**WHAT YOU WILL DO:** Wherever "Warfare" appears in a line, copy that line.

**RECORDS TO PROCESS:**
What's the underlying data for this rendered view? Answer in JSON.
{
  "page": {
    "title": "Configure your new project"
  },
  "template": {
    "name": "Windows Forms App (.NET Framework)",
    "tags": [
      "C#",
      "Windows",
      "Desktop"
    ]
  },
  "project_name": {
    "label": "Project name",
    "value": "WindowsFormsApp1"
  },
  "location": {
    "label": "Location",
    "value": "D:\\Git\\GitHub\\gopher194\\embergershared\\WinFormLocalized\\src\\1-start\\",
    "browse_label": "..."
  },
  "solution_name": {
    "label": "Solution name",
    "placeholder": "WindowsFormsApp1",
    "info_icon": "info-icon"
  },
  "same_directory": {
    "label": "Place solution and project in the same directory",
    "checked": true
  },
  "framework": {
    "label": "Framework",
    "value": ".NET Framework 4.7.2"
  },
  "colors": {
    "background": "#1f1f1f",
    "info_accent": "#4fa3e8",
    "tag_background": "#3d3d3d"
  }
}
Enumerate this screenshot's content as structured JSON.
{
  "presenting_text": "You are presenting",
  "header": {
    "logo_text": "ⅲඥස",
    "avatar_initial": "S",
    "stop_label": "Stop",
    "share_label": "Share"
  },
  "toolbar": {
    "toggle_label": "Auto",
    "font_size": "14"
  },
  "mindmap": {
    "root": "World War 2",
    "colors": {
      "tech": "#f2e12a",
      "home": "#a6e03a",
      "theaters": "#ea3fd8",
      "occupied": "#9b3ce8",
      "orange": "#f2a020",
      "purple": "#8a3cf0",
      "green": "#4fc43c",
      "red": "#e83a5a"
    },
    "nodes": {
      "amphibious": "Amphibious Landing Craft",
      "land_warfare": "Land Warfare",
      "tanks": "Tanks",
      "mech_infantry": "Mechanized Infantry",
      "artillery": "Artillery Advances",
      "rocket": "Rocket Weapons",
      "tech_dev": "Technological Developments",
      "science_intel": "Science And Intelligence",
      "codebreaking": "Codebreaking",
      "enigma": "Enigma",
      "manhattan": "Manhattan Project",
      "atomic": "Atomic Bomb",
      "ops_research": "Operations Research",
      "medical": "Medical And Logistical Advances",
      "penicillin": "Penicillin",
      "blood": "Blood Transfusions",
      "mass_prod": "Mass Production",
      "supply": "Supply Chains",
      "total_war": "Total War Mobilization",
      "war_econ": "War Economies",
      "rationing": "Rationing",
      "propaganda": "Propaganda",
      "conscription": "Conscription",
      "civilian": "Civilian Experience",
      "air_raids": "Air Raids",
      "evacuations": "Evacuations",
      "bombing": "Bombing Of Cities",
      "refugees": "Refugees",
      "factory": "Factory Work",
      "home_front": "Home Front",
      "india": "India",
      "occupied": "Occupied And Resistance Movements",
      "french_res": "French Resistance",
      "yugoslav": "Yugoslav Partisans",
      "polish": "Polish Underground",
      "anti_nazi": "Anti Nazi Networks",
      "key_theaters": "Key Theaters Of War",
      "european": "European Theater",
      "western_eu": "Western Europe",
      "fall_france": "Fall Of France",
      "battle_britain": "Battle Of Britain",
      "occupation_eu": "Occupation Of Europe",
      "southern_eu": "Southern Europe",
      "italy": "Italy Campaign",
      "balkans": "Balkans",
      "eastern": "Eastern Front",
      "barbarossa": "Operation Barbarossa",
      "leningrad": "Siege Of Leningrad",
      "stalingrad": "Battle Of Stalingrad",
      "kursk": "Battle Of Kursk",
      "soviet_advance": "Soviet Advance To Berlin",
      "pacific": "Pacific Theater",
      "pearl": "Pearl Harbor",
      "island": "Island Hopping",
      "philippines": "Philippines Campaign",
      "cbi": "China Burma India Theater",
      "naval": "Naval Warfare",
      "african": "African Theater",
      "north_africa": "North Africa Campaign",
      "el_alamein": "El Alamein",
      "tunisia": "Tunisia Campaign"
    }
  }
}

**ANSWER FOR THIS EXERCISE:**
      "land_warfare": "Land Warfare",
      "naval": "Naval Warfare",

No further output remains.